TASK INPUT:

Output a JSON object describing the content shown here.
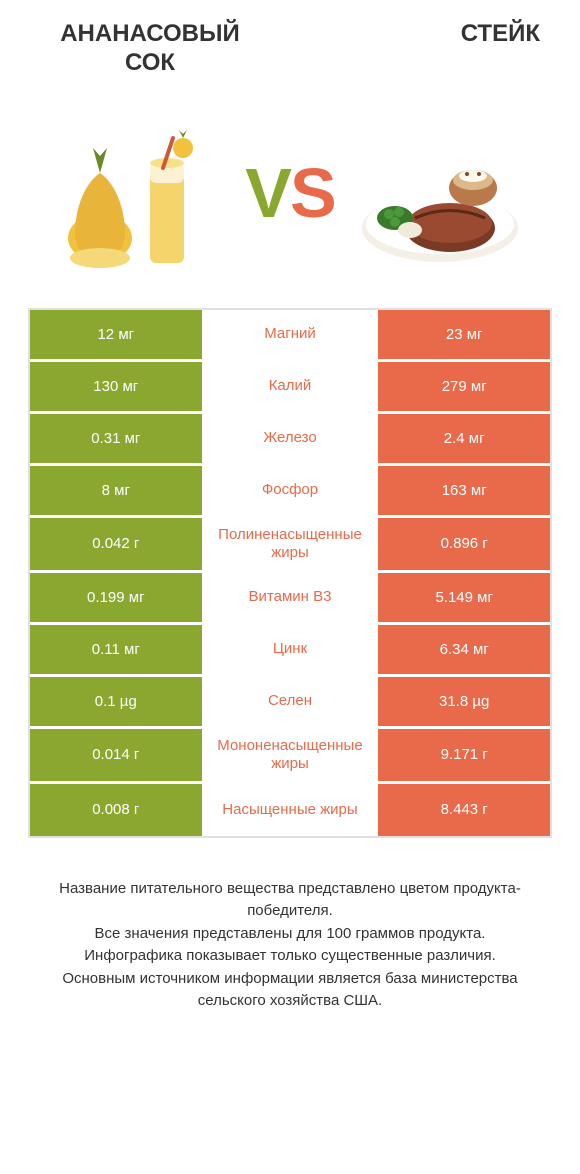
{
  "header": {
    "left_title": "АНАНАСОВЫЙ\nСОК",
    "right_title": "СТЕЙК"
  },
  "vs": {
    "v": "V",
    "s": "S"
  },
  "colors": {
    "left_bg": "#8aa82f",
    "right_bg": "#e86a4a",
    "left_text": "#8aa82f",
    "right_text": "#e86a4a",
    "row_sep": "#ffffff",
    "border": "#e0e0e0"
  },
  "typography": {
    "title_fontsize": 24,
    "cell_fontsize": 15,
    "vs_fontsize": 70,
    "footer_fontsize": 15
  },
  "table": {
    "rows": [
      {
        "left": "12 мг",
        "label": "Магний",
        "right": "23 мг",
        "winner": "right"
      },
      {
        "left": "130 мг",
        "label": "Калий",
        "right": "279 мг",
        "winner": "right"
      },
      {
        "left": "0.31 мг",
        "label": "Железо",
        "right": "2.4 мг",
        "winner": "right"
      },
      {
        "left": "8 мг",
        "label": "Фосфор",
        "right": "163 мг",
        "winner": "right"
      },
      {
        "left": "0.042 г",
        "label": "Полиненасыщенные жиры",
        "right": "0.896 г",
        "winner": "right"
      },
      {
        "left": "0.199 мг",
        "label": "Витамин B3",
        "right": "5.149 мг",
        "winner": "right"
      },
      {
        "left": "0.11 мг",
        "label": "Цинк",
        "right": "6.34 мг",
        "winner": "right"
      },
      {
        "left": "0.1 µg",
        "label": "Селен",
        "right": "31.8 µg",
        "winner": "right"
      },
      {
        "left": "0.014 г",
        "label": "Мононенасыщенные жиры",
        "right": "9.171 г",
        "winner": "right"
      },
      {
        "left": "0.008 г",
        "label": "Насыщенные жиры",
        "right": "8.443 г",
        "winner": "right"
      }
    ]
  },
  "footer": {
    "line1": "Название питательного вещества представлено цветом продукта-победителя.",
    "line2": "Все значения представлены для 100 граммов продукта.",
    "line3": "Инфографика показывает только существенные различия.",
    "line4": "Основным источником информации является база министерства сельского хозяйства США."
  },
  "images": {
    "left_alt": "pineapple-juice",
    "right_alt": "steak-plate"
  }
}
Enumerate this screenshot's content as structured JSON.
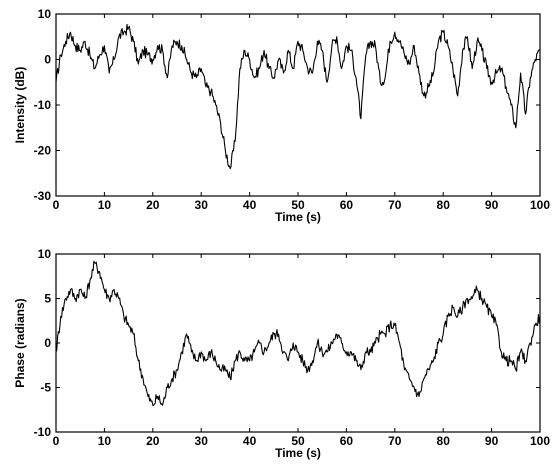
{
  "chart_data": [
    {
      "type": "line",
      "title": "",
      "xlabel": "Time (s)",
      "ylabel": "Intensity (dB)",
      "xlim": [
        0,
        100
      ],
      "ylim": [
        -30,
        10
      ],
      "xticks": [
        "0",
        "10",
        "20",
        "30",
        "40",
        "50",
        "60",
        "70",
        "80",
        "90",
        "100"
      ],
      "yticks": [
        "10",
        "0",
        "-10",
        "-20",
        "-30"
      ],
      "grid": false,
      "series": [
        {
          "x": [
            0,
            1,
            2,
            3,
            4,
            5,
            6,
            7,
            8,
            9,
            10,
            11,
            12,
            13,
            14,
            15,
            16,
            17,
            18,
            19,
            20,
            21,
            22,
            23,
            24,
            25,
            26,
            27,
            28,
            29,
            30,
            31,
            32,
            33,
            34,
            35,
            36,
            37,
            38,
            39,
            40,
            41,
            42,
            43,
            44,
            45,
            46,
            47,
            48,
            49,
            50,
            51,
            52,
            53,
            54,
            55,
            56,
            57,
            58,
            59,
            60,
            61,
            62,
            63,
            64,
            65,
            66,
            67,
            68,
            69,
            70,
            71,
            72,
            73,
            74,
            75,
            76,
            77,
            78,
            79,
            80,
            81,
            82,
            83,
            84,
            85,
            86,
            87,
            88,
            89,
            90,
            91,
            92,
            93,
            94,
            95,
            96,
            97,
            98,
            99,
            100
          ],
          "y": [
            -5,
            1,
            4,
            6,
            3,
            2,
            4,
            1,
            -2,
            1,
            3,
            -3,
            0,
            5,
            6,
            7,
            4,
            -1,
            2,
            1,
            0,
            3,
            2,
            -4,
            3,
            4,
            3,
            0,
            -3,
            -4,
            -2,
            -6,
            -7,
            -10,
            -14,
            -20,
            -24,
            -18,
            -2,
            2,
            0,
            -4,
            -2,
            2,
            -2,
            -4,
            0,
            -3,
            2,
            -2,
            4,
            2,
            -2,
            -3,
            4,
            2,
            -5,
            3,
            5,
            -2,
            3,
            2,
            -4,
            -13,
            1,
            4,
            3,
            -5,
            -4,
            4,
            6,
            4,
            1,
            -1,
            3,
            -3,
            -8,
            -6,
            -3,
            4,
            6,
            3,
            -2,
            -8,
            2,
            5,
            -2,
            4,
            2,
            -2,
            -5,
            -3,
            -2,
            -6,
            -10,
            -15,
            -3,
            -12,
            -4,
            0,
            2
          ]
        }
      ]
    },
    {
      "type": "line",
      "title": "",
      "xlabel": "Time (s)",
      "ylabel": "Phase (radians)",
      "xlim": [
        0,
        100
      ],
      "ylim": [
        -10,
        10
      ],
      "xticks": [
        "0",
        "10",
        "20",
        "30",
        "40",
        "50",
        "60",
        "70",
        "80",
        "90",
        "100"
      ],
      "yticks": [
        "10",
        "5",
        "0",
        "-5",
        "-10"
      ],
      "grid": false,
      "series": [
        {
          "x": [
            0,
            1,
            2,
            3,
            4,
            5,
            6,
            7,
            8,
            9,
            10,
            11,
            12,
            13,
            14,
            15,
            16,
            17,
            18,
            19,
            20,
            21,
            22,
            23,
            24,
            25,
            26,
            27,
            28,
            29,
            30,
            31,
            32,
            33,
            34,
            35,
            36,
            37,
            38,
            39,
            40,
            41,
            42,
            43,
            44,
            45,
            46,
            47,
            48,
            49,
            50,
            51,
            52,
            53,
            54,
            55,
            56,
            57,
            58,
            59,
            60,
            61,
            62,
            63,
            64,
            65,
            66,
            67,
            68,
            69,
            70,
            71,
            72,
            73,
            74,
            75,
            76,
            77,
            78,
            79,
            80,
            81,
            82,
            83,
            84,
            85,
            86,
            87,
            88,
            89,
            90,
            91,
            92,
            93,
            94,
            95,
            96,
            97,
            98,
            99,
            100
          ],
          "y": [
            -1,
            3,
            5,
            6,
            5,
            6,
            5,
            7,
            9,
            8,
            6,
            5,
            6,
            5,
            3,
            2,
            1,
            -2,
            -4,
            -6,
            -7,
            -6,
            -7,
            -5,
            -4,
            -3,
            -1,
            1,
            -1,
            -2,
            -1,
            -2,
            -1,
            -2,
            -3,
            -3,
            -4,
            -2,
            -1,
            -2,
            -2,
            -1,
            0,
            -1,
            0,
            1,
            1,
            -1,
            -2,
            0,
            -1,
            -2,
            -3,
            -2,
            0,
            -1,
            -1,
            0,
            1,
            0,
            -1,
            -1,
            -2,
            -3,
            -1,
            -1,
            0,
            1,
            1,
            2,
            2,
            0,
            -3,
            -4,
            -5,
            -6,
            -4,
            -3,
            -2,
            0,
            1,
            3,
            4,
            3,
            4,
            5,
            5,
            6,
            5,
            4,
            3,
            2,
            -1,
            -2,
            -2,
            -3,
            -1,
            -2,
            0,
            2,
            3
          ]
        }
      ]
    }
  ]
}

---

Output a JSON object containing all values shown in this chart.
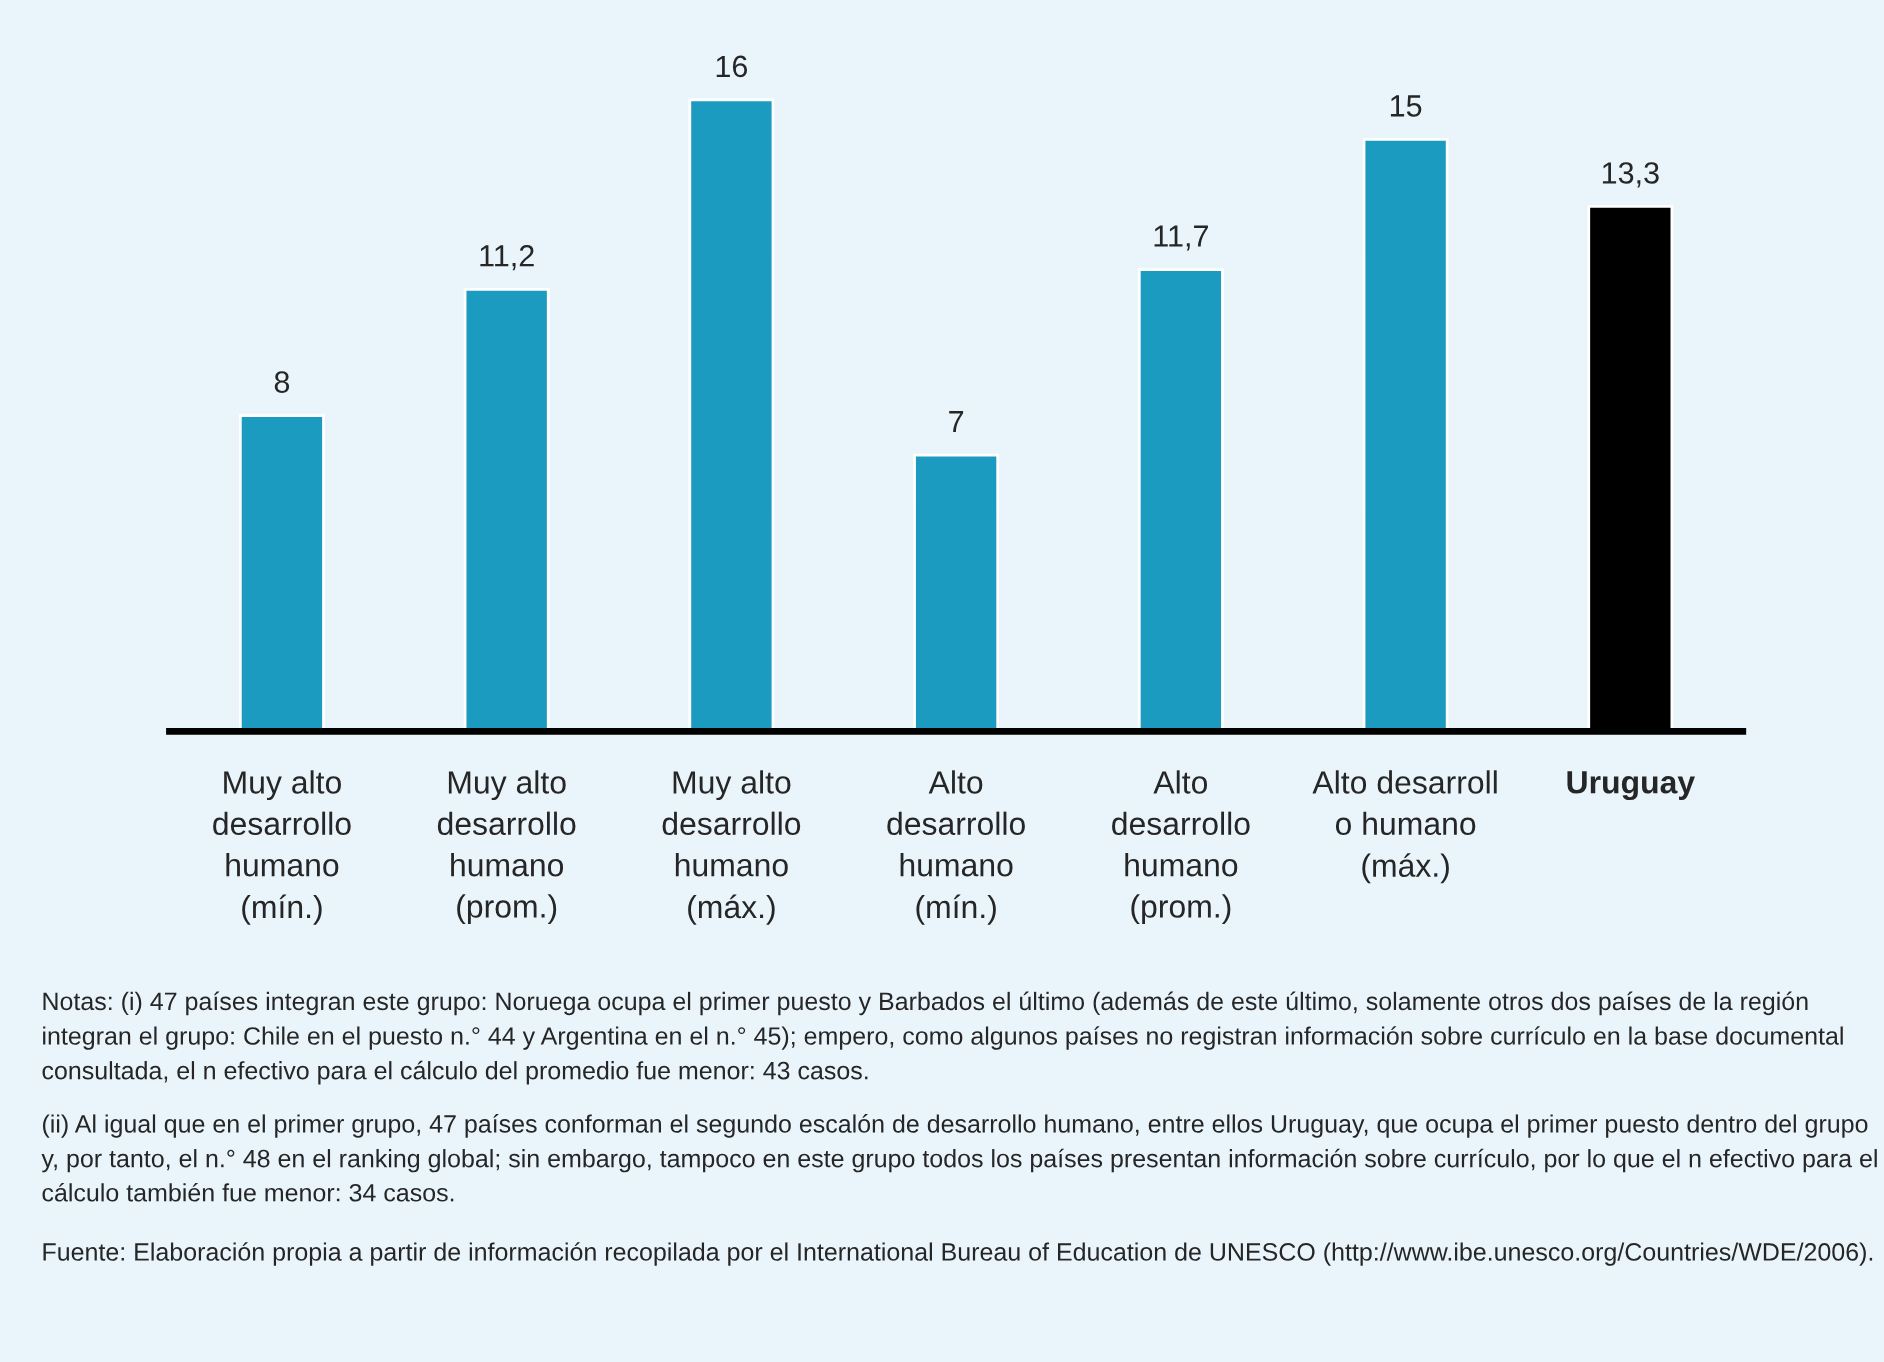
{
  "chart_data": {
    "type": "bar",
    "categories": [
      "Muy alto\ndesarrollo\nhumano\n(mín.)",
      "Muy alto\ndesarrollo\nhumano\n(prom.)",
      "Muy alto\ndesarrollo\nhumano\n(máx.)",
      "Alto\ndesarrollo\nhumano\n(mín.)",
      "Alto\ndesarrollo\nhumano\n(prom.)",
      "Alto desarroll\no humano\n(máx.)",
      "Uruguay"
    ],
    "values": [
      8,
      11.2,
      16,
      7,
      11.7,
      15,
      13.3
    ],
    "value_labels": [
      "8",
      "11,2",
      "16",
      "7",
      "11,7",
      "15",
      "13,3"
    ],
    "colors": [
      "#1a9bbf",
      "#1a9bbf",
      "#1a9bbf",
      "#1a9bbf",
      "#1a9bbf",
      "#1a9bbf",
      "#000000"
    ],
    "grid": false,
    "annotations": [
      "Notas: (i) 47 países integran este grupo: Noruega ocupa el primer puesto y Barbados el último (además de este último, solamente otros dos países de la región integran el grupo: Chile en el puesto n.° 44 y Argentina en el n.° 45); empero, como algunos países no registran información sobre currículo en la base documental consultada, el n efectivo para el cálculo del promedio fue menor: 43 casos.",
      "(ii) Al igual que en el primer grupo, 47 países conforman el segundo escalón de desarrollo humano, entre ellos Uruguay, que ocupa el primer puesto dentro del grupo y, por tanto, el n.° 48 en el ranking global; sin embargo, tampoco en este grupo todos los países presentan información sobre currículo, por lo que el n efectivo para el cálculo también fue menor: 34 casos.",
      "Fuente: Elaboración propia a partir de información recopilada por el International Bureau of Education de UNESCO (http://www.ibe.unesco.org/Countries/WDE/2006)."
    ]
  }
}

TASK STATEMENT: Your answer should be a single number: how many lines in the data above include "content"?

EXERCISE SOLUTION: 2